▶ _GIVEN EXERCISE_: Can you pull out each line of the data below that includes the word "this"?

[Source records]
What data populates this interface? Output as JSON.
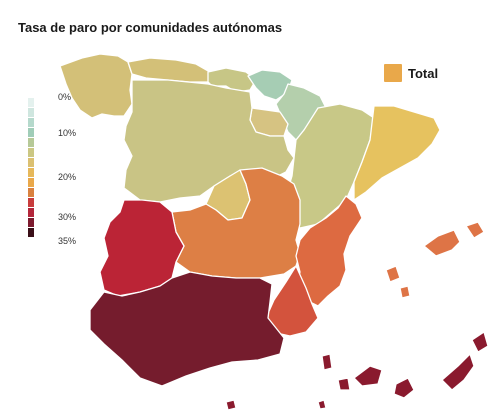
{
  "title": "Tasa de paro por comunidades autónomas",
  "legend": {
    "total_label": "Total",
    "total_color": "#e9a84a",
    "ticks": [
      {
        "label": "0%",
        "value": 0
      },
      {
        "label": "10%",
        "value": 10
      },
      {
        "label": "20%",
        "value": 20
      },
      {
        "label": "30%",
        "value": 30
      },
      {
        "label": "35%",
        "value": 35
      }
    ],
    "scale_colors": [
      "#e4f1ee",
      "#cfe6df",
      "#b5d9cc",
      "#a0cdb8",
      "#b6c998",
      "#cbc783",
      "#dbc071",
      "#e6b85a",
      "#e9a84a",
      "#d9813f",
      "#c83c3c",
      "#b3263a",
      "#7c1a2e",
      "#3a0f18"
    ]
  },
  "regions": [
    {
      "id": "galicia",
      "color": "#d3c078"
    },
    {
      "id": "asturias",
      "color": "#d3c078"
    },
    {
      "id": "cantabria",
      "color": "#c7c686"
    },
    {
      "id": "pais-vasco",
      "color": "#a6cdb4"
    },
    {
      "id": "navarra",
      "color": "#b4cfac"
    },
    {
      "id": "la-rioja",
      "color": "#d6c382"
    },
    {
      "id": "aragon",
      "color": "#c8c887"
    },
    {
      "id": "cataluna",
      "color": "#e6c25f"
    },
    {
      "id": "castilla-y-leon",
      "color": "#c9c485"
    },
    {
      "id": "madrid",
      "color": "#dcc272"
    },
    {
      "id": "castilla-la-mancha",
      "color": "#dd7f45"
    },
    {
      "id": "extremadura",
      "color": "#bb2436"
    },
    {
      "id": "comunidad-valenciana",
      "color": "#dd6a41"
    },
    {
      "id": "murcia",
      "color": "#d3533d"
    },
    {
      "id": "andalucia",
      "color": "#751c2d"
    },
    {
      "id": "baleares",
      "color": "#de7446"
    },
    {
      "id": "canarias",
      "color": "#8a1a2e"
    },
    {
      "id": "ceuta",
      "color": "#8a1a2e"
    },
    {
      "id": "melilla",
      "color": "#8a1a2e"
    }
  ]
}
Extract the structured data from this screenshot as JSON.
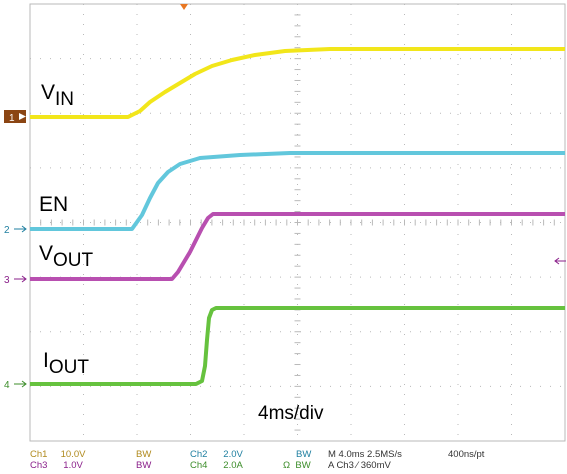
{
  "labels": {
    "vin": {
      "main": "V",
      "sub": "IN"
    },
    "en": "EN",
    "vout": {
      "main": "V",
      "sub": "OUT"
    },
    "iout": {
      "main": "I",
      "sub": "OUT"
    },
    "timebase": "4ms/div"
  },
  "markers": {
    "ch1": "1",
    "ch2": "2",
    "ch3": "3",
    "ch4": "4"
  },
  "status": {
    "ch1_name": "Ch1",
    "ch1_scale": "10.0V",
    "ch3_name": "Ch3",
    "ch3_scale": "1.0V",
    "ch2_name": "Ch2",
    "ch2_scale": "2.0V",
    "ch4_name": "Ch4",
    "ch4_scale": "2.0A",
    "bw": "BW",
    "ohm": "Ω",
    "horizontal": "M 4.0ms 2.5MS/s",
    "record": "400ns/pt",
    "trigger": "A Ch3 ⁄ 360mV"
  },
  "colors": {
    "ch1": "#f2e61a",
    "ch2": "#62c7dc",
    "ch3": "#b84fb0",
    "ch4": "#66c23e",
    "grid": "#b9b9b9",
    "marker_ch1": "#8b4513"
  }
}
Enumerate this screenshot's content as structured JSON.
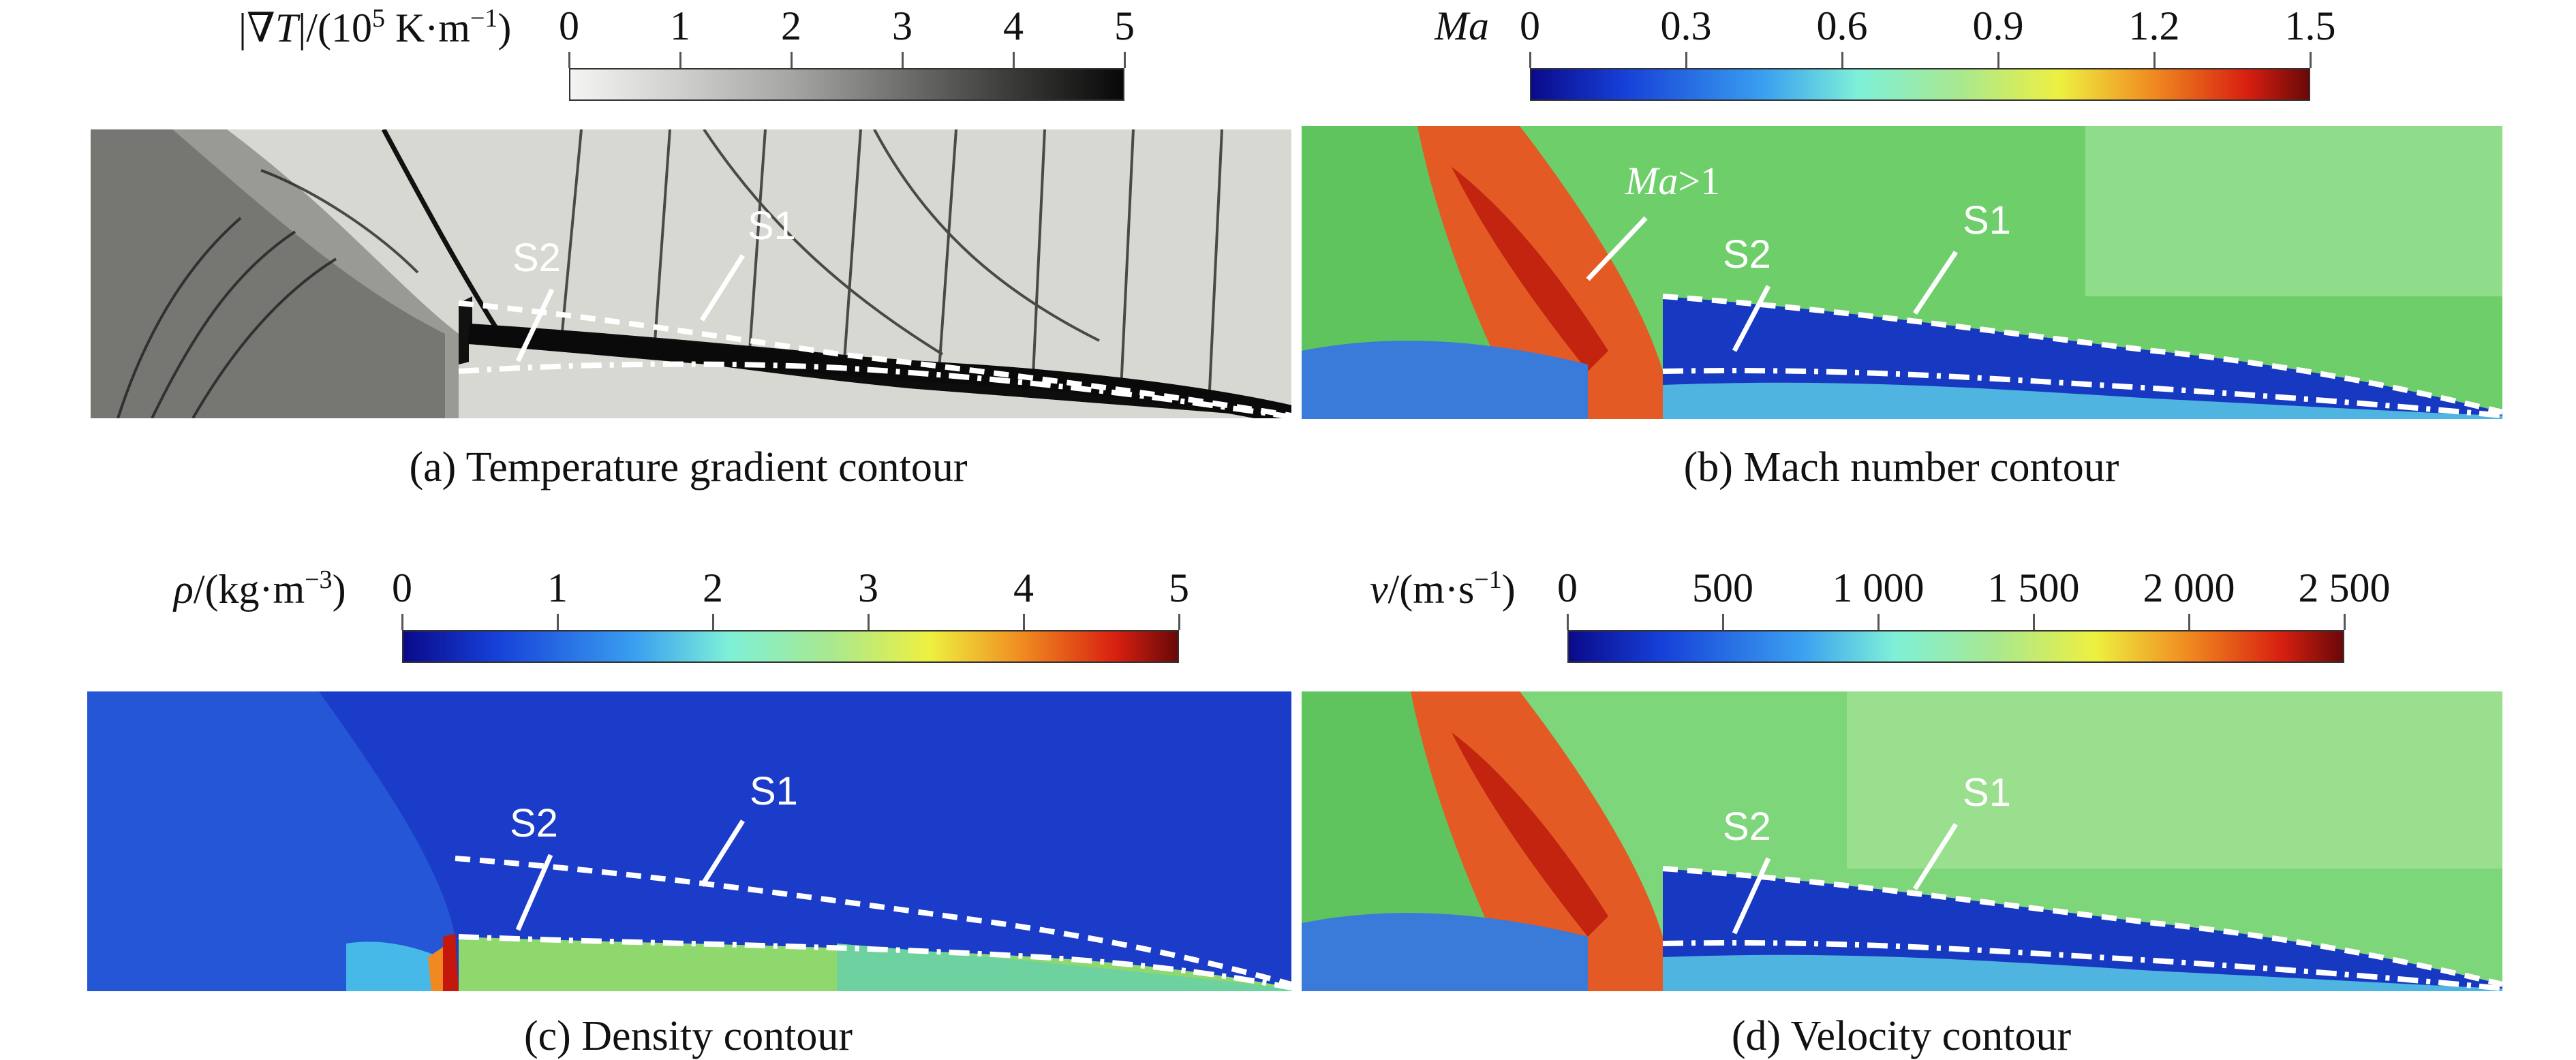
{
  "figure": {
    "panels": [
      {
        "id": "a",
        "caption": "(a) Temperature gradient contour",
        "colorbar": {
          "title_prefix": "|∇",
          "title_var": "T",
          "title_rest": "|/(10",
          "title_sup": "5",
          "title_unit": " K·m",
          "title_unit_sup": "−1",
          "title_close": ")",
          "ticks": [
            "0",
            "1",
            "2",
            "3",
            "4",
            "5"
          ],
          "colormap": "grayscale"
        },
        "labels": [
          "S2",
          "S1"
        ]
      },
      {
        "id": "b",
        "caption": "(b) Mach number contour",
        "colorbar": {
          "title_var": "Ma",
          "ticks": [
            "0",
            "0.3",
            "0.6",
            "0.9",
            "1.2",
            "1.5"
          ],
          "colormap": "jet"
        },
        "labels": [
          "Ma>1",
          "S2",
          "S1"
        ],
        "label_ma_var": "Ma",
        "label_ma_rest": ">1"
      },
      {
        "id": "c",
        "caption": "(c) Density contour",
        "colorbar": {
          "title_var": "ρ",
          "title_rest": "/(kg·m",
          "title_sup": "−3",
          "title_close": ")",
          "ticks": [
            "0",
            "1",
            "2",
            "3",
            "4",
            "5"
          ],
          "colormap": "jet"
        },
        "labels": [
          "S2",
          "S1"
        ]
      },
      {
        "id": "d",
        "caption": "(d) Velocity contour",
        "colorbar": {
          "title_var": "v",
          "title_rest": "/(m·s",
          "title_sup": "−1",
          "title_close": ")",
          "ticks": [
            "0",
            "500",
            "1 000",
            "1 500",
            "2 000",
            "2 500"
          ],
          "colormap": "jet"
        },
        "labels": [
          "S2",
          "S1"
        ]
      }
    ],
    "colors": {
      "jet_low": "#1a1a9e",
      "jet_high": "#7a0a0a",
      "field_blue": "#1a3cc8",
      "field_green": "#6fd06a",
      "field_red": "#e0401c",
      "gray_dark": "#111111",
      "gray_light": "#dcdcd6",
      "annotation": "#ffffff"
    }
  }
}
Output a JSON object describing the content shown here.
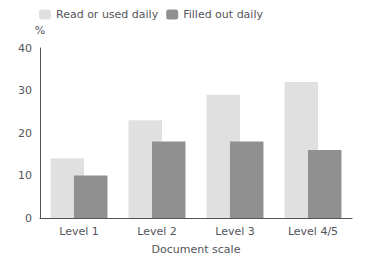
{
  "chart_data": {
    "type": "bar",
    "categories": [
      "Level 1",
      "Level 2",
      "Level 3",
      "Level 4/5"
    ],
    "series": [
      {
        "name": "Read or used daily",
        "color": "#e0e0e0",
        "values": [
          14,
          23,
          29,
          32
        ]
      },
      {
        "name": "Filled out daily",
        "color": "#909090",
        "values": [
          10,
          18,
          18,
          16
        ]
      }
    ],
    "xlabel": "Document scale",
    "ylabel": "%",
    "ylim": [
      0,
      40
    ],
    "yticks": [
      0,
      10,
      20,
      30,
      40
    ],
    "grid": false,
    "legend": "upper left"
  }
}
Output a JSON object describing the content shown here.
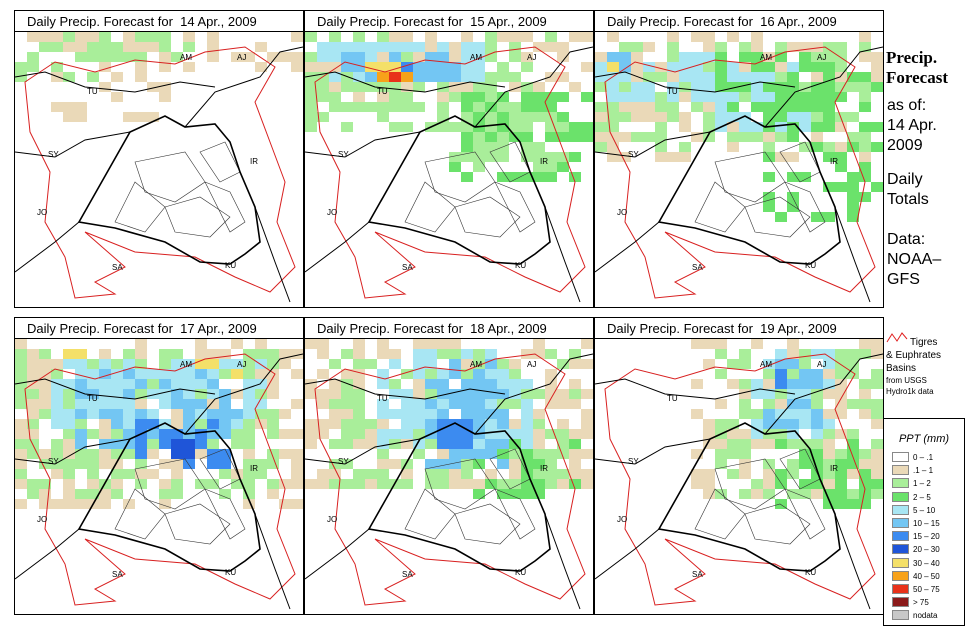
{
  "panels": [
    {
      "title": "Daily Precip. Forecast for  14 Apr., 2009"
    },
    {
      "title": "Daily Precip. Forecast for  15 Apr., 2009"
    },
    {
      "title": "Daily Precip. Forecast for  16 Apr., 2009"
    },
    {
      "title": "Daily Precip. Forecast for  17 Apr., 2009"
    },
    {
      "title": "Daily Precip. Forecast for  18 Apr., 2009"
    },
    {
      "title": "Daily Precip. Forecast for  19 Apr., 2009"
    }
  ],
  "map_labels": {
    "am": "AM",
    "aj": "AJ",
    "tu": "TU",
    "sy": "SY",
    "ir": "IR",
    "jo": "JO",
    "sa": "SA",
    "ku": "KU"
  },
  "side": {
    "title1": "Precip.",
    "title2": "Forecast",
    "asof": "as of:",
    "date1": "14 Apr.",
    "date2": "2009",
    "daily1": "Daily",
    "daily2": "Totals",
    "data1": "Data:",
    "data2": "NOAA–",
    "data3": "GFS"
  },
  "basin_legend": {
    "line1": "Tigres",
    "line2": "& Euphrates",
    "line3": "Basins",
    "line4": "from USGS",
    "line5": "Hydro1k data"
  },
  "legend": {
    "title": "PPT (mm)",
    "classes": [
      {
        "label": "0 – .1",
        "color": "#ffffff"
      },
      {
        "label": ".1 – 1",
        "color": "#ead9b8"
      },
      {
        "label": "1 – 2",
        "color": "#a9ee9a"
      },
      {
        "label": "2 – 5",
        "color": "#6be26b"
      },
      {
        "label": "5 – 10",
        "color": "#a8e6f3"
      },
      {
        "label": "10 – 15",
        "color": "#73c6f3"
      },
      {
        "label": "15 – 20",
        "color": "#3c8bf0"
      },
      {
        "label": "20 – 30",
        "color": "#1f55d8"
      },
      {
        "label": "30 – 40",
        "color": "#f4e069"
      },
      {
        "label": "40 – 50",
        "color": "#f7a21a"
      },
      {
        "label": "50 – 75",
        "color": "#e8321a"
      },
      {
        "label": "> 75",
        "color": "#8b1a1a"
      },
      {
        "label": "nodata",
        "color": "#c8c8c8"
      }
    ]
  }
}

▶ _WRITTEN ANSWER_:
What data populates this interface? Output as JSON.
Extract the structured data from this screenshot as JSON.
Enumerate this screenshot's content as structured JSON.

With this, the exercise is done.